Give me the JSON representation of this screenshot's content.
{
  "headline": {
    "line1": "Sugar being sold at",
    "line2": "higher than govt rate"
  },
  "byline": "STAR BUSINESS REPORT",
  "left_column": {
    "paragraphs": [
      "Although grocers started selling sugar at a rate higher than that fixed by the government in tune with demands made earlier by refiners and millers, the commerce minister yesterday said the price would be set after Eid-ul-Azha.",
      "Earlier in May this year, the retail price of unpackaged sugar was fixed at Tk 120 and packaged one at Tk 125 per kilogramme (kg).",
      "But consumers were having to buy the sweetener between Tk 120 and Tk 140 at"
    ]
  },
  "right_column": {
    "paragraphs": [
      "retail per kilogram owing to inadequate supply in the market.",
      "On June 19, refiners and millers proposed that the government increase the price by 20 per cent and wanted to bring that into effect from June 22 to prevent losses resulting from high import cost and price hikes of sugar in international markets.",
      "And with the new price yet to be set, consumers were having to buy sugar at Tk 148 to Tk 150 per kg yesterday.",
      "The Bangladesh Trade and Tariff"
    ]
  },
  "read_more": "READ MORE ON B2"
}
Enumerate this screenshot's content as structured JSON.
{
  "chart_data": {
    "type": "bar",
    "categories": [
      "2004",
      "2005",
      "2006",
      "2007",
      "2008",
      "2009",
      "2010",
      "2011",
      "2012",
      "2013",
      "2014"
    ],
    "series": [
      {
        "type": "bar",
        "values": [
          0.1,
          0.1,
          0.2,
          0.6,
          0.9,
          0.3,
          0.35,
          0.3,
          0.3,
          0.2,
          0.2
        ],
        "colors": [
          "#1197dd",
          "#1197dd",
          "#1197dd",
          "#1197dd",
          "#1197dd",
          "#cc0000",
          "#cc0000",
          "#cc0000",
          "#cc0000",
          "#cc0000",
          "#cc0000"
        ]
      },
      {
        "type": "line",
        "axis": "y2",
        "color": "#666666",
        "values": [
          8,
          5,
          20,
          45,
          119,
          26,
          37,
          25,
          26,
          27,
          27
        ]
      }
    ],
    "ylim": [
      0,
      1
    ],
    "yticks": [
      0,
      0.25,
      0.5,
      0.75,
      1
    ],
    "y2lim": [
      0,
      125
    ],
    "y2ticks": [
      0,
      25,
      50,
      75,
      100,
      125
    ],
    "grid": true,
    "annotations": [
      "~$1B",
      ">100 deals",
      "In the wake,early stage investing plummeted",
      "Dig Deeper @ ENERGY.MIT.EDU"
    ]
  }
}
-=-=-=-=-
WHAT YOU ARE ASKED TO DO.
From the listing, copy every line where the string "refiners" appears.

TASK RESULT.
      "Although grocers started selling sugar at a rate higher than that fixed by the government in tune with demands made earlier by refiners and millers, the commerce minister yesterday said the price would be set after Eid-ul-Azha.",
      "On June 19, refiners and millers proposed that the government increase the price by 20 per cent and wanted to bring that into effect from June 22 to prevent losses resulting from high import cost and price hikes of sugar in international markets.",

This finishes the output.